##### STORED RECORDS

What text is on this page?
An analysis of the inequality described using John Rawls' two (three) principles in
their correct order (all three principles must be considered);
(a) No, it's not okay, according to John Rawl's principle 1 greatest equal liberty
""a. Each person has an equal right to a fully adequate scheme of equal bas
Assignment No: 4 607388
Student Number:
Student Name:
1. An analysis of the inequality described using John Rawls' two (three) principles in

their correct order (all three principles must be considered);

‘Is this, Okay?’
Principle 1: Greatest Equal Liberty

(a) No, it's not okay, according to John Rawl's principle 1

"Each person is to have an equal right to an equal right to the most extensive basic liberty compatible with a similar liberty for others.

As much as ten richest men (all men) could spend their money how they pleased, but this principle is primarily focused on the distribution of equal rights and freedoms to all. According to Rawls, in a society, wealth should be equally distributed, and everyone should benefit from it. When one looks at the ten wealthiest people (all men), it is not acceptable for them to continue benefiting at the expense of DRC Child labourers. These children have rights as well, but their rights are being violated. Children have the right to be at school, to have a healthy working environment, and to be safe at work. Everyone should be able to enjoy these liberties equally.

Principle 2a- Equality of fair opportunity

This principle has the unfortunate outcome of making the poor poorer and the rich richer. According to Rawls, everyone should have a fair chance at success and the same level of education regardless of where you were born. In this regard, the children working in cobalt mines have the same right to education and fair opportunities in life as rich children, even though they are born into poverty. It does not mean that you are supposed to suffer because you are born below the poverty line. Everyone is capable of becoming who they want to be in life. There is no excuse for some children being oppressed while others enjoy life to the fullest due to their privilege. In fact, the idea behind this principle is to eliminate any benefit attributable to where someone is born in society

##########
##### STORED RECORDS

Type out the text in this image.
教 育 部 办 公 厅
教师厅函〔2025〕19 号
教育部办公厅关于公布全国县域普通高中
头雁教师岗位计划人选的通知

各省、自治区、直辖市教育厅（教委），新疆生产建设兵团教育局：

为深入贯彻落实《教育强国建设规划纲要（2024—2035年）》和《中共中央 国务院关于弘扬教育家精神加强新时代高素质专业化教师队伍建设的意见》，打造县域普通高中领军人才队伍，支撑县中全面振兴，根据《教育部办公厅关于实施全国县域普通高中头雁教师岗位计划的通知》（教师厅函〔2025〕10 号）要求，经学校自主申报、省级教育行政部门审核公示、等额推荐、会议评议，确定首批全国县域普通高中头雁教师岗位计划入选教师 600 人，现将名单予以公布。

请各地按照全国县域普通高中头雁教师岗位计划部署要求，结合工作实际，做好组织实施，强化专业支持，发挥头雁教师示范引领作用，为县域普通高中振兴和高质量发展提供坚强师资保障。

##########

TASK TO CARRY OUT
List every line above containing the word "John".

RESPONSE
An analysis of the inequality described using John Rawls' two (three) principles in
(a) No, it's not okay, according to John Rawl's principle 1 greatest equal liberty
1. An analysis of the inequality described using John Rawls' two (three) principles in
(a) No, it's not okay, according to John Rawl's principle 1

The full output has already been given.